**THE REQUEST**
Look for "this" in the listing below. Gather each line that contains it.

[Start of DATA SHOWN]

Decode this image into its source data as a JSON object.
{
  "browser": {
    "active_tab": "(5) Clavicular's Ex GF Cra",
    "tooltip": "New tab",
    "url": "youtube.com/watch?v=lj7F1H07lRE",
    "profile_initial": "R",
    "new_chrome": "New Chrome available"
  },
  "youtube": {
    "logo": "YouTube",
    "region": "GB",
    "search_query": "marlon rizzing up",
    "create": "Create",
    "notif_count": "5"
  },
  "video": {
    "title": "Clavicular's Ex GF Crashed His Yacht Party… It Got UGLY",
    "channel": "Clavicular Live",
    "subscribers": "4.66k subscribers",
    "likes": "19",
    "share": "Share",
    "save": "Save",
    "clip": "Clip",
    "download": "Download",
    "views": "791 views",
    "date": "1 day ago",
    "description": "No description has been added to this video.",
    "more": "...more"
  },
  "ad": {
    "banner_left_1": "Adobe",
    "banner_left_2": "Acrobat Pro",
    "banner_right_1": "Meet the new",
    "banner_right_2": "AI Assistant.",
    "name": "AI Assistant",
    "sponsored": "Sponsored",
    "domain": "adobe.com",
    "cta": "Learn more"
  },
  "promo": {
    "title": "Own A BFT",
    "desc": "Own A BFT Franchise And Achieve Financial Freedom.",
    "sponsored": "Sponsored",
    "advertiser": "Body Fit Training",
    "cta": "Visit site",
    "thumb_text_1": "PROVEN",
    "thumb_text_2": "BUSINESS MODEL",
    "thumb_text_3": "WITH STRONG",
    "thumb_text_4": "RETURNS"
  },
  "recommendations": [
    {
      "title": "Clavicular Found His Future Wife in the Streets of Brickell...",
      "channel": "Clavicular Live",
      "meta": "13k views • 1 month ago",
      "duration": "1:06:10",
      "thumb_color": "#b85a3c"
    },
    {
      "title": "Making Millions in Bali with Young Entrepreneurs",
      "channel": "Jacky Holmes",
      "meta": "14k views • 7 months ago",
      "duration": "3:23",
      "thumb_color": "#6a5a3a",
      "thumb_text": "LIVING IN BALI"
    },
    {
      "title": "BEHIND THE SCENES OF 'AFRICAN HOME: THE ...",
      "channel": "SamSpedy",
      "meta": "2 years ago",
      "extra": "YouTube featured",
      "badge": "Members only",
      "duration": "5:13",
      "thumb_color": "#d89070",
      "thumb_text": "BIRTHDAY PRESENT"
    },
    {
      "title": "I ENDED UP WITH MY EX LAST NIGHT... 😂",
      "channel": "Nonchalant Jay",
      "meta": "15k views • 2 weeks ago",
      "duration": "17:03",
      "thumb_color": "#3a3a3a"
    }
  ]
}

[End of DATA SHOWN]

**PROBLEM SOLUTION**
Decode this image into its source data as a JSON object.
    "description": "No description has been added to this video.",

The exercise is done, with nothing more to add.